* DIRECTIONS FOR THIS TASK *
Copy all the material that follows, keeping every character the same.

* TASK INPUT *
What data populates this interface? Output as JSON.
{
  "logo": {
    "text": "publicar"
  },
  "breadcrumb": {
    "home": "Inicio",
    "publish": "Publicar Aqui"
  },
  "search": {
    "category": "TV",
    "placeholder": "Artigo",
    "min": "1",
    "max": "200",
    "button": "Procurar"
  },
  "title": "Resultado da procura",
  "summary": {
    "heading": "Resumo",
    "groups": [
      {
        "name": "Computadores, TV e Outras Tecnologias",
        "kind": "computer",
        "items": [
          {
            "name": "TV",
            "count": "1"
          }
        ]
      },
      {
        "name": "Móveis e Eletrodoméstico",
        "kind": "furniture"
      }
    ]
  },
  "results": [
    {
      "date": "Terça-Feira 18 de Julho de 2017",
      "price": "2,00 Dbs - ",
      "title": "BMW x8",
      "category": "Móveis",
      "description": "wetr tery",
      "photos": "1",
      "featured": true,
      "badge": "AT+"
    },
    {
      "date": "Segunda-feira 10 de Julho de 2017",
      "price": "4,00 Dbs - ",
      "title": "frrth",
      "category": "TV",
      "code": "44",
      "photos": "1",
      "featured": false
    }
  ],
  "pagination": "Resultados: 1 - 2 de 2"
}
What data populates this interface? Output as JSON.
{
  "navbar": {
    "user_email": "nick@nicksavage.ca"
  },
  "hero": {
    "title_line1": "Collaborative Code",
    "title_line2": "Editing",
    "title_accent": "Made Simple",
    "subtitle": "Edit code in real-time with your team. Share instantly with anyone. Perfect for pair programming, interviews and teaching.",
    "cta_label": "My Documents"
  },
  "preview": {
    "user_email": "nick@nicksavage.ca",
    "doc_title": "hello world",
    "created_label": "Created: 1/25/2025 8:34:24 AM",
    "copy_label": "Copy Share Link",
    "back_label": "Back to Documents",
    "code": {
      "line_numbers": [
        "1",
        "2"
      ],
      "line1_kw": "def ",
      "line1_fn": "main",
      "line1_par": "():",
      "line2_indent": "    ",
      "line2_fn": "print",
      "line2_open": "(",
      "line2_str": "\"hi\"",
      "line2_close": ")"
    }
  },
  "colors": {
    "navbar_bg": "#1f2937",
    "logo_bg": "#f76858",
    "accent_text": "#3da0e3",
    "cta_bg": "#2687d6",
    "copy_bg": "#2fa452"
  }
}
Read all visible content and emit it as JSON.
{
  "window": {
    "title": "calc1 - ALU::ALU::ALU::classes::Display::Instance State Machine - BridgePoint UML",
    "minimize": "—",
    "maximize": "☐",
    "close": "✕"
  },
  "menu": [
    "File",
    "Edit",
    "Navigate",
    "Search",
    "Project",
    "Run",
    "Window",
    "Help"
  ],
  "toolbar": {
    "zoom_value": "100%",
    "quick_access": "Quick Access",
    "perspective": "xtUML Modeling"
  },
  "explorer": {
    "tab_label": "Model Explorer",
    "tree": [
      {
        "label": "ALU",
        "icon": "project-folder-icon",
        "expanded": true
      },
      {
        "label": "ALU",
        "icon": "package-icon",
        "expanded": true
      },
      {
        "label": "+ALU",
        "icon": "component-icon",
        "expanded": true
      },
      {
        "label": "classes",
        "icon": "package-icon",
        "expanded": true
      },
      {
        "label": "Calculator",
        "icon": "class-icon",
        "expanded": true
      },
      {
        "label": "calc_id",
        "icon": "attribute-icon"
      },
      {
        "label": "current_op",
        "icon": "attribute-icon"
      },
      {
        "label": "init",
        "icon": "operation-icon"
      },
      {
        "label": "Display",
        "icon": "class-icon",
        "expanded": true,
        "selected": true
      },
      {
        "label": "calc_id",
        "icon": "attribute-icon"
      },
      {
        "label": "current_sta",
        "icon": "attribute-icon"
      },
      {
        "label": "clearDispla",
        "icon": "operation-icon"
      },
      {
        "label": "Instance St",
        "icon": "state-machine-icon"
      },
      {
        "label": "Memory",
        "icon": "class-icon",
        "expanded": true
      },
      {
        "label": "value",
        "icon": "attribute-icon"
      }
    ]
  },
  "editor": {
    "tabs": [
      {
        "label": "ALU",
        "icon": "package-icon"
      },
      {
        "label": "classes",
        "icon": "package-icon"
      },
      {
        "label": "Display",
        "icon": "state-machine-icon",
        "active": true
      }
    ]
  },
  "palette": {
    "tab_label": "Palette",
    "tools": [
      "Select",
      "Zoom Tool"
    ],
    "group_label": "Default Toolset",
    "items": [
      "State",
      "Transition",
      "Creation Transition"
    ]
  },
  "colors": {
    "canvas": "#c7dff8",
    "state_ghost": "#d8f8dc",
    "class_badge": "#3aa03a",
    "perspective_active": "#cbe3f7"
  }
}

* SOLUTION TO THIS EXERCISE *
What data populates this interface? Output as JSON.
{
  "logo": {
    "text": "publicar"
  },
  "breadcrumb": {
    "home": "Inicio",
    "publish": "Publicar Aqui"
  },
  "search": {
    "category": "TV",
    "placeholder": "Artigo",
    "min": "1",
    "max": "200",
    "button": "Procurar"
  },
  "title": "Resultado da procura",
  "summary": {
    "heading": "Resumo",
    "groups": [
      {
        "name": "Computadores, TV e Outras Tecnologias",
        "kind": "computer",
        "items": [
          {
            "name": "TV",
            "count": "1"
          }
        ]
      },
      {
        "name": "Móveis e Eletrodoméstico",
        "kind": "furniture"
      }
    ]
  },
  "results": [
    {
      "date": "Terça-Feira 18 de Julho de 2017",
      "price": "2,00 Dbs - ",
      "title": "BMW x8",
      "category": "Móveis",
      "description": "wetr tery",
      "photos": "1",
      "featured": true,
      "badge": "AT+"
    },
    {
      "date": "Segunda-feira 10 de Julho de 2017",
      "price": "4,00 Dbs - ",
      "title": "frrth",
      "category": "TV",
      "code": "44",
      "photos": "1",
      "featured": false
    }
  ],
  "pagination": "Resultados: 1 - 2 de 2"
}
What data populates this interface? Output as JSON.
{
  "navbar": {
    "user_email": "nick@nicksavage.ca"
  },
  "hero": {
    "title_line1": "Collaborative Code",
    "title_line2": "Editing",
    "title_accent": "Made Simple",
    "subtitle": "Edit code in real-time with your team. Share instantly with anyone. Perfect for pair programming, interviews and teaching.",
    "cta_label": "My Documents"
  },
  "preview": {
    "user_email": "nick@nicksavage.ca",
    "doc_title": "hello world",
    "created_label": "Created: 1/25/2025 8:34:24 AM",
    "copy_label": "Copy Share Link",
    "back_label": "Back to Documents",
    "code": {
      "line_numbers": [
        "1",
        "2"
      ],
      "line1_kw": "def ",
      "line1_fn": "main",
      "line1_par": "():",
      "line2_indent": "    ",
      "line2_fn": "print",
      "line2_open": "(",
      "line2_str": "\"hi\"",
      "line2_close": ")"
    }
  },
  "colors": {
    "navbar_bg": "#1f2937",
    "logo_bg": "#f76858",
    "accent_text": "#3da0e3",
    "cta_bg": "#2687d6",
    "copy_bg": "#2fa452"
  }
}
Read all visible content and emit it as JSON.
{
  "window": {
    "title": "calc1 - ALU::ALU::ALU::classes::Display::Instance State Machine - BridgePoint UML",
    "minimize": "—",
    "maximize": "☐",
    "close": "✕"
  },
  "menu": [
    "File",
    "Edit",
    "Navigate",
    "Search",
    "Project",
    "Run",
    "Window",
    "Help"
  ],
  "toolbar": {
    "zoom_value": "100%",
    "quick_access": "Quick Access",
    "perspective": "xtUML Modeling"
  },
  "explorer": {
    "tab_label": "Model Explorer",
    "tree": [
      {
        "label": "ALU",
        "icon": "project-folder-icon",
        "expanded": true
      },
      {
        "label": "ALU",
        "icon": "package-icon",
        "expanded": true
      },
      {
        "label": "+ALU",
        "icon": "component-icon",
        "expanded": true
      },
      {
        "label": "classes",
        "icon": "package-icon",
        "expanded": true
      },
      {
        "label": "Calculator",
        "icon": "class-icon",
        "expanded": true
      },
      {
        "label": "calc_id",
        "icon": "attribute-icon"
      },
      {
        "label": "current_op",
        "icon": "attribute-icon"
      },
      {
        "label": "init",
        "icon": "operation-icon"
      },
      {
        "label": "Display",
        "icon": "class-icon",
        "expanded": true,
        "selected": true
      },
      {
        "label": "calc_id",
        "icon": "attribute-icon"
      },
      {
        "label": "current_sta",
        "icon": "attribute-icon"
      },
      {
        "label": "clearDispla",
        "icon": "operation-icon"
      },
      {
        "label": "Instance St",
        "icon": "state-machine-icon"
      },
      {
        "label": "Memory",
        "icon": "class-icon",
        "expanded": true
      },
      {
        "label": "value",
        "icon": "attribute-icon"
      }
    ]
  },
  "editor": {
    "tabs": [
      {
        "label": "ALU",
        "icon": "package-icon"
      },
      {
        "label": "classes",
        "icon": "package-icon"
      },
      {
        "label": "Display",
        "icon": "state-machine-icon",
        "active": true
      }
    ]
  },
  "palette": {
    "tab_label": "Palette",
    "tools": [
      "Select",
      "Zoom Tool"
    ],
    "group_label": "Default Toolset",
    "items": [
      "State",
      "Transition",
      "Creation Transition"
    ]
  },
  "colors": {
    "canvas": "#c7dff8",
    "state_ghost": "#d8f8dc",
    "class_badge": "#3aa03a",
    "perspective_active": "#cbe3f7"
  }
}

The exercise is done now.